>> Start

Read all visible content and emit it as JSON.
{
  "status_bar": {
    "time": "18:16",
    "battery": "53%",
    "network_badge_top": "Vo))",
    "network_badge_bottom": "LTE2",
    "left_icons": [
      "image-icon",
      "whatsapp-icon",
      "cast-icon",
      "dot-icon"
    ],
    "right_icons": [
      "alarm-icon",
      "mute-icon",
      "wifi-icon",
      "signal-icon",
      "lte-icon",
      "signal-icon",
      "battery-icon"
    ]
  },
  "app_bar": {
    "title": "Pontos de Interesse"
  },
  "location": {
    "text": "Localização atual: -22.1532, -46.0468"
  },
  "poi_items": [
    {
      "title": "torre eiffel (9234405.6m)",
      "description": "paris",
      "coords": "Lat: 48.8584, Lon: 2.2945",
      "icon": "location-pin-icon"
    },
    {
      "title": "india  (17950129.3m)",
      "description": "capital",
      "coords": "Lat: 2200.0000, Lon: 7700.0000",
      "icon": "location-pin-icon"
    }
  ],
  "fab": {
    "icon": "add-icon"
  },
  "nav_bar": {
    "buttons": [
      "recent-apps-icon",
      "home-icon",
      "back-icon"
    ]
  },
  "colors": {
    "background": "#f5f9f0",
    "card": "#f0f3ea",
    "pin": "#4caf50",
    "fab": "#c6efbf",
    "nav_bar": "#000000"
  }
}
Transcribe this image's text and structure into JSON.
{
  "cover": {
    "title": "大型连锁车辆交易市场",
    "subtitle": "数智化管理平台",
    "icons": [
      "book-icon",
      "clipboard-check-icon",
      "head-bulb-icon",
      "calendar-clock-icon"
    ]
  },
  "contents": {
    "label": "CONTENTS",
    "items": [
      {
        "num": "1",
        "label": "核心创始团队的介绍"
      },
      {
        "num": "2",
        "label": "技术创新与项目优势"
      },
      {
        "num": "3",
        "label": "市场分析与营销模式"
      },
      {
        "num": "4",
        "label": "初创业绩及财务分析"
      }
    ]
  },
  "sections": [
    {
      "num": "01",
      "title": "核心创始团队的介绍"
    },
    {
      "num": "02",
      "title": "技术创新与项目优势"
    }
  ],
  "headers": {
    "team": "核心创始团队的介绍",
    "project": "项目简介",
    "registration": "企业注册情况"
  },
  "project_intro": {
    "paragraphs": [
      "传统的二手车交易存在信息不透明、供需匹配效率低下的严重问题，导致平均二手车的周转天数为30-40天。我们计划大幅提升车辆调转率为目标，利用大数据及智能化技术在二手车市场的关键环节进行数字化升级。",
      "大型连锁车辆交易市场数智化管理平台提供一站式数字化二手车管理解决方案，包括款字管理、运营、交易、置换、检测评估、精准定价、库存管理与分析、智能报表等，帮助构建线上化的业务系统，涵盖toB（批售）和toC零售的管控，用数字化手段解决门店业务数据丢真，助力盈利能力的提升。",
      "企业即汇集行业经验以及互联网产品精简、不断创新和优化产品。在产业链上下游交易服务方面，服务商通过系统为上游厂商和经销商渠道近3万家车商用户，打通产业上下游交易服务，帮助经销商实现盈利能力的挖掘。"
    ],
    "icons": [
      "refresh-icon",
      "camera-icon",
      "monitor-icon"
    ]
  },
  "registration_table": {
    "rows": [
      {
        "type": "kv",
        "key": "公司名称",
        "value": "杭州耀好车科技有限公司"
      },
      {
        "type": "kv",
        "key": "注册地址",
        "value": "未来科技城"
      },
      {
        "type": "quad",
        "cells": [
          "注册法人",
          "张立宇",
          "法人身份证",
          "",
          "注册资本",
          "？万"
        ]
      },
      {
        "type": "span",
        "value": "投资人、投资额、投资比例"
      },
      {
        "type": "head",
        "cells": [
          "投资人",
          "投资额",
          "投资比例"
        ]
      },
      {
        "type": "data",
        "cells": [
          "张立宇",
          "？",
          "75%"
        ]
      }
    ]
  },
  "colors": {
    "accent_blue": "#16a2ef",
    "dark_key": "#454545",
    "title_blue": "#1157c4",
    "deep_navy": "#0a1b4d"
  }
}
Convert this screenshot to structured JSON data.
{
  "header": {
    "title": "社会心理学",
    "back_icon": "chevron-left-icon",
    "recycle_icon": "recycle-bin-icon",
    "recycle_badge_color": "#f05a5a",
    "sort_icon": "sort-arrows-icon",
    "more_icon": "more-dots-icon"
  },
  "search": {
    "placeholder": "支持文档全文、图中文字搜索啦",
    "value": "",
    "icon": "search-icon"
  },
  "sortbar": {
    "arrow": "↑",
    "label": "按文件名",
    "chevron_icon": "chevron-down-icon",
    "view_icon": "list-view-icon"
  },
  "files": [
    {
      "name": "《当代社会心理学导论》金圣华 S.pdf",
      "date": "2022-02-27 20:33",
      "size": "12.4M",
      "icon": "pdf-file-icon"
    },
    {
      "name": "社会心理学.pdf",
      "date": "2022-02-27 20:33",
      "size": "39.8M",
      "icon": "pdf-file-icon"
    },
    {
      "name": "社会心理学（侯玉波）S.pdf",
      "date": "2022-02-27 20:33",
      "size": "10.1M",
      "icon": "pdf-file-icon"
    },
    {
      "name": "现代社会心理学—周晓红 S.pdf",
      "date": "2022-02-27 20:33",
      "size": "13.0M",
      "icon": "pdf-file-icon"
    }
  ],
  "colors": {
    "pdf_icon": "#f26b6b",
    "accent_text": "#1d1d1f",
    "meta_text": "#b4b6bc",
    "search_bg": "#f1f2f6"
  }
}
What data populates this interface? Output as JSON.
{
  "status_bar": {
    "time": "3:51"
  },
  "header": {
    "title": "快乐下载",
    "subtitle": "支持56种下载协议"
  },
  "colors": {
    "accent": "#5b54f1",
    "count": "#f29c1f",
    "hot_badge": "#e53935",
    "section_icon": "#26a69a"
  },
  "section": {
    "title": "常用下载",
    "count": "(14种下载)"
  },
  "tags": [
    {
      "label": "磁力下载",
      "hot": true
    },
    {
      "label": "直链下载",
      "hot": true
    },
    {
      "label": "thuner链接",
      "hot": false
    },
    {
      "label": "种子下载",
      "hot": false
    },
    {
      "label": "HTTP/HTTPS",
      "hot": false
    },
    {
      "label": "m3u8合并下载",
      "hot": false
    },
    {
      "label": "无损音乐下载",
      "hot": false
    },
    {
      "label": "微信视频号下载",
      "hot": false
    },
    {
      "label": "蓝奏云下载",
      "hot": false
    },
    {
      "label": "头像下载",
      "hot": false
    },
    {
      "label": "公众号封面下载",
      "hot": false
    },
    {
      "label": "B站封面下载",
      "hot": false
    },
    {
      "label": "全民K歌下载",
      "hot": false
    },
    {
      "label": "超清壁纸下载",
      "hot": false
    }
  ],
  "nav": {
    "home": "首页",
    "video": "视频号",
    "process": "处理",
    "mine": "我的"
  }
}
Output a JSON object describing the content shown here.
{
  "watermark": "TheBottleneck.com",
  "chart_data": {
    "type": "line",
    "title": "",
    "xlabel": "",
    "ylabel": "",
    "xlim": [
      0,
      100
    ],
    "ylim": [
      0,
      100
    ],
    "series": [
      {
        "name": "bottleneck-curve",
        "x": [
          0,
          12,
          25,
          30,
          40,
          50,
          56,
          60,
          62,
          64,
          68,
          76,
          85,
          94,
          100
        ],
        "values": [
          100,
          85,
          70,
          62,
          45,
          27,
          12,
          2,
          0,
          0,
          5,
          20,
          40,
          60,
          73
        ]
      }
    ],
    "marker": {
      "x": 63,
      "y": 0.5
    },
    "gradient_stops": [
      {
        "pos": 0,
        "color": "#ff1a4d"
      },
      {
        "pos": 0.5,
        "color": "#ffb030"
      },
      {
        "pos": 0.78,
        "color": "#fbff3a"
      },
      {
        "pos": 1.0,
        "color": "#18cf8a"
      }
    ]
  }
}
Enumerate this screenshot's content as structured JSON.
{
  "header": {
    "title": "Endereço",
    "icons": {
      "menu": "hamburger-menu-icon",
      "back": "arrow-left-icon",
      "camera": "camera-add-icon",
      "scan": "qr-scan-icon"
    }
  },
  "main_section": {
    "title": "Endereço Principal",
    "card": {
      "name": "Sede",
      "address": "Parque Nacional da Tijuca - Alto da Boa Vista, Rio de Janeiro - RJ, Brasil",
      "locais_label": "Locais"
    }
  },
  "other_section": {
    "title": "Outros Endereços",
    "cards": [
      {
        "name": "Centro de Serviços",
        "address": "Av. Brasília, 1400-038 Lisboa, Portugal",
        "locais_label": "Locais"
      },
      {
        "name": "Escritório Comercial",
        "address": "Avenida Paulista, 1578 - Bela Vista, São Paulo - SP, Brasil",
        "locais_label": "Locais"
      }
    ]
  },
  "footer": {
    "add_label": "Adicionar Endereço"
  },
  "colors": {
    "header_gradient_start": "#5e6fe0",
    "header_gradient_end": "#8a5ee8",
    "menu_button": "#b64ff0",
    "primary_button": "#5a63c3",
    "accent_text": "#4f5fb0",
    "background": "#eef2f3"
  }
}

>> End

**Task directions**. Find all lines where the word "name" appears. Copy them.

**Complete answer**.
      "name": "《当代社会心理学导论》金圣华 S.pdf",
      "name": "社会心理学.pdf",
      "name": "社会心理学（侯玉波）S.pdf",
      "name": "现代社会心理学—周晓红 S.pdf",
        "name": "bottleneck-curve",
      "name": "Sede",
        "name": "Centro de Serviços",
        "name": "Escritório Comercial",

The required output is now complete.